In the listing below, find every line containing "运用提示" and copy it out.

----- DATA LINES

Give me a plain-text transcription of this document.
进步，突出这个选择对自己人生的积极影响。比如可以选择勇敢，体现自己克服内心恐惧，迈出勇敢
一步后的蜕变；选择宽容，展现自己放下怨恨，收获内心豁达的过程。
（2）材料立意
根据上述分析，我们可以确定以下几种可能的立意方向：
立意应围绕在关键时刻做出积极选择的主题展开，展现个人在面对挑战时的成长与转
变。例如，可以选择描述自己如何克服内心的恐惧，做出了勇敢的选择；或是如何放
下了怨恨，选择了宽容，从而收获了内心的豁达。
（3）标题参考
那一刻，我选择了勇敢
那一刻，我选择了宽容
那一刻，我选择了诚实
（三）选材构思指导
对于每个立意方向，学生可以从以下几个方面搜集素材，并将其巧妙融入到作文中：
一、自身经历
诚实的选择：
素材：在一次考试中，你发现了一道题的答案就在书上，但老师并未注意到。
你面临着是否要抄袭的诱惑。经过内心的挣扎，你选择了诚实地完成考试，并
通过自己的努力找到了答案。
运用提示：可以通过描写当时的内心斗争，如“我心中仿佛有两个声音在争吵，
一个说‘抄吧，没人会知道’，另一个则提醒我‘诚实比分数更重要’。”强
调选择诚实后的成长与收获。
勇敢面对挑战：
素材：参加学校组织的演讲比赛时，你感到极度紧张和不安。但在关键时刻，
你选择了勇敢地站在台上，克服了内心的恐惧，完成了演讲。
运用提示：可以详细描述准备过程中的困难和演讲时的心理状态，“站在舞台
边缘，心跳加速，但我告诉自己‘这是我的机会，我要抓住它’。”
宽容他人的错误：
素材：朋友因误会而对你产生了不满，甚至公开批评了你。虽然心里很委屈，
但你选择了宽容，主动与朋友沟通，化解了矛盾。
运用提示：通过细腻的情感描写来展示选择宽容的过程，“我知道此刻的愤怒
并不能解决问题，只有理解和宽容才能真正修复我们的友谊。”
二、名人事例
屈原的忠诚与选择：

----------

■ RESULT OF THE TASK ■
运用提示：可以通过描写当时的内心斗争，如“我心中仿佛有两个声音在争吵，
运用提示：可以详细描述准备过程中的困难和演讲时的心理状态，“站在舞台
运用提示：通过细腻的情感描写来展示选择宽容的过程，“我知道此刻的愤怒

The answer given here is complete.